Leon Dunne

Personal information
- Full name: Leon Dunne
- Nationality: Australian
- Born: 7 March 1975 (age 51)
- Height: 1.91 m (6 ft 3 in)
- Weight: 86 kg (190 lb)

Sport
- Sport: Swimming
- Strokes: freestyle

Medal record
World Championships (SC)
| Gold medal – first place | 2002 Moscow | 4×200 m freestyle |
Commonwealth Games
| Gold medal – first place | 2002 Manchester | 4×100 m freestyle |
| Gold medal – first place | 2002 Manchester | 4×200 m freestyle |

= Leon Dunne =

Australian freestyle swimmer

Leon Dunne (born 7 March 1975) is an Australian freestyle swimmer.

==Career==
Dunne first competed for Australia at the 1999 FINA World Swimming Championships (25 m) in Hong Kong where he competed in the 50 metre butterfly.

#### Assignment 1
Decide whether each statement agrees with the Leon Dunne profile, answering yes or no and quoting the words of the profile that settle it: (a) Dunne's nationality is Australian. (b) At the 1999 championships in Hong Kong, Dunne competed in the 200 metre freestyle. (c) Dunne is 1.85 m tall.
#### Assignment 2
According to the Leon Dunne profile, how much does Dunne weigh?
#### Assignment 3
Please repeat the Leon Dunne profile word for word, everything from "Medal record" down to "Australian freestyle swimmer.".
Rely only on the Leon Dunne profile for your answers.

(Dataset entries)
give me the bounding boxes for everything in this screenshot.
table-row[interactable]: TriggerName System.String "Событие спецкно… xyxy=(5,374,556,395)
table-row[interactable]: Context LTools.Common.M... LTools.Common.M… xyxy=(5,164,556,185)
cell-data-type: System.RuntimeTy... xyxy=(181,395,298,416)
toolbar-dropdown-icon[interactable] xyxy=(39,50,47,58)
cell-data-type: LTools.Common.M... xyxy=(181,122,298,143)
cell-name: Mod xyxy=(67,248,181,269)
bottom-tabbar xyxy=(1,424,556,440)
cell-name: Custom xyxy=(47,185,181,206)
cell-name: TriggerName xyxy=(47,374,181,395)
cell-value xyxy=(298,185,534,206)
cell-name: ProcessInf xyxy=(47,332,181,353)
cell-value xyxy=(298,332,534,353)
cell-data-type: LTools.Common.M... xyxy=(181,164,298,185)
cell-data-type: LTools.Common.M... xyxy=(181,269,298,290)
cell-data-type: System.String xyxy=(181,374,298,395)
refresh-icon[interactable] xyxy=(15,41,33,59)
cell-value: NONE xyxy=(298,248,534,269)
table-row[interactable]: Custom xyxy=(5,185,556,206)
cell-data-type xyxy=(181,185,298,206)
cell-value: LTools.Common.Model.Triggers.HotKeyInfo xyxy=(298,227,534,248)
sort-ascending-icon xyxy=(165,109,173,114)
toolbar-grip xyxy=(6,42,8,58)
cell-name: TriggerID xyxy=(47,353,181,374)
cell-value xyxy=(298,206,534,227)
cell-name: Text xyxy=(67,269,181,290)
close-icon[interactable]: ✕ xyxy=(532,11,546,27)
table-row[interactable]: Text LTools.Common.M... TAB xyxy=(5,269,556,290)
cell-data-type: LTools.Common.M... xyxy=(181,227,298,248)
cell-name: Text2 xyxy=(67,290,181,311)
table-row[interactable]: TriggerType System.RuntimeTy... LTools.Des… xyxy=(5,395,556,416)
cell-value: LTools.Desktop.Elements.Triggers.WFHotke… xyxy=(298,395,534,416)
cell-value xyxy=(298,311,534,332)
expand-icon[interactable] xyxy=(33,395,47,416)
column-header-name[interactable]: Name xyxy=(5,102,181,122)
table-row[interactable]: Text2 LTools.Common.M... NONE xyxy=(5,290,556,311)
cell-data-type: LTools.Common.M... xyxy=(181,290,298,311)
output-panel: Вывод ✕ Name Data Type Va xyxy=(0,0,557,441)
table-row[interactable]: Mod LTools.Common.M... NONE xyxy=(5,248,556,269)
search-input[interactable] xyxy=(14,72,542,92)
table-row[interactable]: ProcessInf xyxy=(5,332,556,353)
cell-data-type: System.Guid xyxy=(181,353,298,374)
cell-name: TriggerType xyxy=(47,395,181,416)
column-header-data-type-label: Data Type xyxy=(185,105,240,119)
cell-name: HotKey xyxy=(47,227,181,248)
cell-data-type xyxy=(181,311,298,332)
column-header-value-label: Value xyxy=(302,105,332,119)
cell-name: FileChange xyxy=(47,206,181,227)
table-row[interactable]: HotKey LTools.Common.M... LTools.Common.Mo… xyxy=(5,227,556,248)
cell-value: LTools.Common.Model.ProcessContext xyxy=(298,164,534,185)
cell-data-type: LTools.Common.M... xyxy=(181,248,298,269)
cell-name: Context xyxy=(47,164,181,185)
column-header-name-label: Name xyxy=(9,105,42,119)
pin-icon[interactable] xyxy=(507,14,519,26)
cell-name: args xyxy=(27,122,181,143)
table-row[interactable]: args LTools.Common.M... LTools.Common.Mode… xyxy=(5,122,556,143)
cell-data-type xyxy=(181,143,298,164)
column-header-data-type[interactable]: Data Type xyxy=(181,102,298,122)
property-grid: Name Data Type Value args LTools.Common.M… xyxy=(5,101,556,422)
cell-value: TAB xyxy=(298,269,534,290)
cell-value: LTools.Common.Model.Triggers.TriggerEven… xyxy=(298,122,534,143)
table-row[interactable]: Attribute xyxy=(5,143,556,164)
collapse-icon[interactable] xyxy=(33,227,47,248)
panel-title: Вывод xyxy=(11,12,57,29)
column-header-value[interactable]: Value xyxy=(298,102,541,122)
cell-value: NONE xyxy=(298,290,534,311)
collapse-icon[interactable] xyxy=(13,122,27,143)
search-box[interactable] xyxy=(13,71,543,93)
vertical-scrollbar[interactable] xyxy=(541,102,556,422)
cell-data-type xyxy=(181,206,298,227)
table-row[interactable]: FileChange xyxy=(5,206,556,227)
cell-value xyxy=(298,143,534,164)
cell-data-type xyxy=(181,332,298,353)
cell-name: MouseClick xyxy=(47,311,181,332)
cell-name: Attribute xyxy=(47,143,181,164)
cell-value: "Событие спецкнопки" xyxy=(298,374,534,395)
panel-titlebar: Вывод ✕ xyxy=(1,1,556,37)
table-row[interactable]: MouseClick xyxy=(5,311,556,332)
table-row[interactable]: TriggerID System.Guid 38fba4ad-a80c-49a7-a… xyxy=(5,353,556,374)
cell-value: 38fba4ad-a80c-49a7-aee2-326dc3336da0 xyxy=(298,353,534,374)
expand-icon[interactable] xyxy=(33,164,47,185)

#### Task result 1
(a) Yes: "Nationality: Australian"
(b) No: "where he competed in the 50 metre butterfly"
(c) No: "Height: 1.91 m (6 ft 3 in)"

#### Task result 2
86 kg (190 lb).

#### Task result 3
Medal record
World Championships (SC)
| Gold medal – first place | 2002 Moscow | 4×200 m freestyle |
Commonwealth Games
| Gold medal – first place | 2002 Manchester | 4×100 m freestyle |
| Gold medal – first place | 2002 Manchester | 4×200 m freestyle |

= Leon Dunne =

Australian freestyle swimmer

Leon Dunne (born 7 March 1975) is an Australian freestyle swimmer.